** START RECORDS FOR THIS TASK **
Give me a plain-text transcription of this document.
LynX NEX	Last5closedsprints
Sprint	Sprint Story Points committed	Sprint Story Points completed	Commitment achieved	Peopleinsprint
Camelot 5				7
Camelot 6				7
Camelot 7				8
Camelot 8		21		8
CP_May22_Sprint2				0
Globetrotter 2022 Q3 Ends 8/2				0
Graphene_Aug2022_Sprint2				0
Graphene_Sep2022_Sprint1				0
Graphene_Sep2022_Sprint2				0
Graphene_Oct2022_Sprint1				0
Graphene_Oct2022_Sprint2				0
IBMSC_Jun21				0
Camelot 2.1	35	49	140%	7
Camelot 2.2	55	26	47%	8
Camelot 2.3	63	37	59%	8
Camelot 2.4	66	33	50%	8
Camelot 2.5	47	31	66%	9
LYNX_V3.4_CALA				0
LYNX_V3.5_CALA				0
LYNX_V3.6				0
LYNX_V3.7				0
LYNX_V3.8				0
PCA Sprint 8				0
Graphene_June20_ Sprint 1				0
** END RECORDS FOR THIS TASK **
Transcribe every line of the data, exactly as it stands.

Give me a plain-text transcription of this document.
LynX NEX	Last5closedsprints
Sprint	Sprint Story Points committed	Sprint Story Points completed	Commitment achieved	Peopleinsprint
Camelot 5				7
Camelot 6				7
Camelot 7				8
Camelot 8		21		8
CP_May22_Sprint2				0
Globetrotter 2022 Q3 Ends 8/2				0
Graphene_Aug2022_Sprint2				0
Graphene_Sep2022_Sprint1				0
Graphene_Sep2022_Sprint2				0
Graphene_Oct2022_Sprint1				0
Graphene_Oct2022_Sprint2				0
IBMSC_Jun21				0
Camelot 2.1	35	49	140%	7
Camelot 2.2	55	26	47%	8
Camelot 2.3	63	37	59%	8
Camelot 2.4	66	33	50%	8
Camelot 2.5	47	31	66%	9
LYNX_V3.4_CALA				0
LYNX_V3.5_CALA				0
LYNX_V3.6				0
LYNX_V3.7				0
LYNX_V3.8				0
PCA Sprint 8				0
Graphene_June20_ Sprint 1				0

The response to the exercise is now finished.